- **Supplied data**
==================================================
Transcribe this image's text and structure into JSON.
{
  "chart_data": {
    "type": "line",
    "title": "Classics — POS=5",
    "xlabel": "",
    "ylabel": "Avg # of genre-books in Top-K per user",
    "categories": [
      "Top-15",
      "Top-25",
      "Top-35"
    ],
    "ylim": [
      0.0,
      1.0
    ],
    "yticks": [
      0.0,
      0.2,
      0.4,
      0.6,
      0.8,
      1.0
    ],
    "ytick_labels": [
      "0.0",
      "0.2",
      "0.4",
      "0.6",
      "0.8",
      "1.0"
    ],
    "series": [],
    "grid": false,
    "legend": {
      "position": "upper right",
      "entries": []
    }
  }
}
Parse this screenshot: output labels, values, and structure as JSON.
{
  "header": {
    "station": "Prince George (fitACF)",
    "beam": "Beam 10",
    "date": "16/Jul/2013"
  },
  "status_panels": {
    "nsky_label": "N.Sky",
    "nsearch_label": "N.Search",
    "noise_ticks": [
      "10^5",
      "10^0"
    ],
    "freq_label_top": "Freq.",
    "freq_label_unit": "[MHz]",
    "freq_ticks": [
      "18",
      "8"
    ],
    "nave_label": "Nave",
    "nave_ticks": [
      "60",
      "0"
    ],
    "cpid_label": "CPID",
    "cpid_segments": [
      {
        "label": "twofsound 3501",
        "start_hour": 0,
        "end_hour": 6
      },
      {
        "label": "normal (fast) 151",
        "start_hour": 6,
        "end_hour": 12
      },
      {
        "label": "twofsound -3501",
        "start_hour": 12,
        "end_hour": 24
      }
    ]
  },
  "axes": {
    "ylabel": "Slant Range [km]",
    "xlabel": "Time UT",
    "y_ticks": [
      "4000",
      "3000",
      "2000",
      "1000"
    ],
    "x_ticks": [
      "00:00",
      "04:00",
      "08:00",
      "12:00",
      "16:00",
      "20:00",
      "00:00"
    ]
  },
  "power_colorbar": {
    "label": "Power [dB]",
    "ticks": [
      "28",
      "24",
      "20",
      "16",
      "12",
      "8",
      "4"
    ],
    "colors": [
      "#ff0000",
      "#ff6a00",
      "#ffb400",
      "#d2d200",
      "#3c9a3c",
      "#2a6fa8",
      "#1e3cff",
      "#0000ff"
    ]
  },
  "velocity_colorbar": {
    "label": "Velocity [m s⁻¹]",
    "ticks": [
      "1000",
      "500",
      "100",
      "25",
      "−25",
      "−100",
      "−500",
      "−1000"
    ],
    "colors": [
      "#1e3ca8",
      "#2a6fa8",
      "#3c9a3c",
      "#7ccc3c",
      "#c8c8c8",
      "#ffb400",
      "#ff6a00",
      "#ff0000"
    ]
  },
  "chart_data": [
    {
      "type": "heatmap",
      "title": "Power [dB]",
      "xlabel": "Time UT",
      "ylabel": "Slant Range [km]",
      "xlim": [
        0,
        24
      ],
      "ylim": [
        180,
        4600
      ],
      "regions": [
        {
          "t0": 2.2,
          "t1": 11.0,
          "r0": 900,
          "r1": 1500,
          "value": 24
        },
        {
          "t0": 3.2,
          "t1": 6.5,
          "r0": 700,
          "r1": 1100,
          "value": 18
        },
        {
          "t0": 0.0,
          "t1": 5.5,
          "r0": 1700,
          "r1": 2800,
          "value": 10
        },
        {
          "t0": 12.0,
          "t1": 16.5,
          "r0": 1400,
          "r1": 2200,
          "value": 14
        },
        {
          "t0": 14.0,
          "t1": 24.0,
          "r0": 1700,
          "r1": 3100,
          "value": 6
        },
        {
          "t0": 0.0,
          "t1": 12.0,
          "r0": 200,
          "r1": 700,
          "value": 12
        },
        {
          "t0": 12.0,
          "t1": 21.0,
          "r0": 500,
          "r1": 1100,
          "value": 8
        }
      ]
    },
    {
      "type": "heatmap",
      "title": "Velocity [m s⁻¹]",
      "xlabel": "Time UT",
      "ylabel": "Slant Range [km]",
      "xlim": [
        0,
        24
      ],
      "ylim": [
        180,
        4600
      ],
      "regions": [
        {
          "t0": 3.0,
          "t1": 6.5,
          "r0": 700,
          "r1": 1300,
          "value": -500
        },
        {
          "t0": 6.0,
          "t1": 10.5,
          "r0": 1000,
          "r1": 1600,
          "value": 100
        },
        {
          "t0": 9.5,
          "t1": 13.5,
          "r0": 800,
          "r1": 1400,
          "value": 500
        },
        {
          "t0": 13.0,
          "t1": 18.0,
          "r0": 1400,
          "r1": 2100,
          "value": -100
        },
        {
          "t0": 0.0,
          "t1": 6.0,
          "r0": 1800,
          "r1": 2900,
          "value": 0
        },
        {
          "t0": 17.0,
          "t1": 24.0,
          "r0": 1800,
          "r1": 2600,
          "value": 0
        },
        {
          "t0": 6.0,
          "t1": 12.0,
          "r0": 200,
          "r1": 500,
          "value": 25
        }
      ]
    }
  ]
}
==================================================
Pull out all lines from the entries above in which the word "structure" appears.

- **Finished task**
Transcribe this image's text and structure into JSON.
Parse this screenshot: output labels, values, and structure as JSON.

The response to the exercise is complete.